## Set of tasks
a. In one to three sentences, explain why Bishop would not commit to accepting housing choice vouchers at the site, based on the Bloomfield development article.
b. Name every topic that meeting attendees raised questions about according to the Bloomfield development article, apart from housing.

## Document section
[START]
Residents completed a community-planning process in 2019 to help guide future development in the Bloomfield gateway, where several large parcels went up for sale.

Echo bought the site in 2020, and communicated with Bloomfield Development Corporation about the community’s goals for the site. The company committed to operating a grocery store, Community Market, as the company advanced larger development plans.

Housing, and particularly affordable housing, was a key neighborhood need identified by Bloomfield residents in 2019. And it was a focus of questions Tuesday night.

Bloomfield is subject — willingly — to the city’s inclusionary zoning policy. That requires a percentage of units in buildings over a certain size be affordable to people who make less than the area median income. Under that regulation, 25 of Echo’s proposed apartments would be affordable at roughly half of the going rate.

Dave Breignan, the executive director of Lawrenceville United, asked Bishop to commit to accepting housing choice vouchers on the site, which would make the building further accessible to people with lower incomes.

Bishop said Echo will hire a company to operate the housing portion of the development, and so couldn’t speak for that future company.

But “when speaking with those prospective operators, I will encourage them to accept those vouchers.”

Bishop noted that sometimes developers will fulfill the letter of the law but not the spirit by using all studio apartments to meet the threshold. By contrast, he said, in the new development, 10 percent of each type of apartment will be affordable: six studio apartments, 13 one-bedroom apartments, and six two-bedroom apartments.

Meeting attendees also asked questions about building design, traffic flow, transit and bike access, street trees, and whether the grocery had to be run by Giant Eagle. One speaker noted it’s not particularly affordable. Bishop said they do not have a contract with Giant Eagle, but the company has committed to the site.

The plan requires a few key zoning variances. Among the most crucial: Echo Realty wants to build six stories in an area where zoning rules permit only three. An attorney for the company, Kevin McKeegan, told residents that the tradeoff is worth it.

“Pittsburgh needs housing. Pittsburgh needs to become a denser city,” he said. “You don’t get density without bigger buildings.”

The development plan goes before the city’s zoning board of adjustment on August 10. If the ZBA grants the needed variances, the project would next move to the Planning Commission. If the approval processes clip along, demolition of the old site could begin in 2024.
[END]
## Supplied data
[START]
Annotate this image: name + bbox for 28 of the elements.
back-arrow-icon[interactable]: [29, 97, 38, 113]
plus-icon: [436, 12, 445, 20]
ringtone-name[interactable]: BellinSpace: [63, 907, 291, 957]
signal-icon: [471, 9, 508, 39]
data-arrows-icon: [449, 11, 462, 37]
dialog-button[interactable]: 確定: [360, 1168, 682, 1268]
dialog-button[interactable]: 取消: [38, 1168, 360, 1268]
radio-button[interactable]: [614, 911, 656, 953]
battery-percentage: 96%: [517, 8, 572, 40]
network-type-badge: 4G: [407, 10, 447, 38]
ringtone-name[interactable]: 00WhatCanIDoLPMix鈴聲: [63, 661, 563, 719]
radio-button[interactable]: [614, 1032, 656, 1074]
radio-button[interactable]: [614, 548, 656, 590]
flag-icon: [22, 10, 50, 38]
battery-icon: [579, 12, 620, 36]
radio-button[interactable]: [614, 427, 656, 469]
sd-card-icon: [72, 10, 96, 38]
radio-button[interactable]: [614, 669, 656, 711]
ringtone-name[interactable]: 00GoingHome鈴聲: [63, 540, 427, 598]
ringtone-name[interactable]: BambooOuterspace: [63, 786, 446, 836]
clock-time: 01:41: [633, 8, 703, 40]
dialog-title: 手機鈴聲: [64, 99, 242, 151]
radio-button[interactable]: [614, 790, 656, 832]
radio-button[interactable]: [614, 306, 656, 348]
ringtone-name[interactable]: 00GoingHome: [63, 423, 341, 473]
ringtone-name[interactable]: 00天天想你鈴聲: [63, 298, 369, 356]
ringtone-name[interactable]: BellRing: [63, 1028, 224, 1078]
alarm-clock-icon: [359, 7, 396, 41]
[END]
## Solutions
a. Bishop said Echo will hire a separate company to operate the housing portion of the development, so he could not speak for that future company. He said he would instead encourage prospective operators to accept the vouchers.

b.
- Building design
- Traffic flow
- Transit and bike access
- Street trees
- Whether the grocery had to be run by Giant Eagle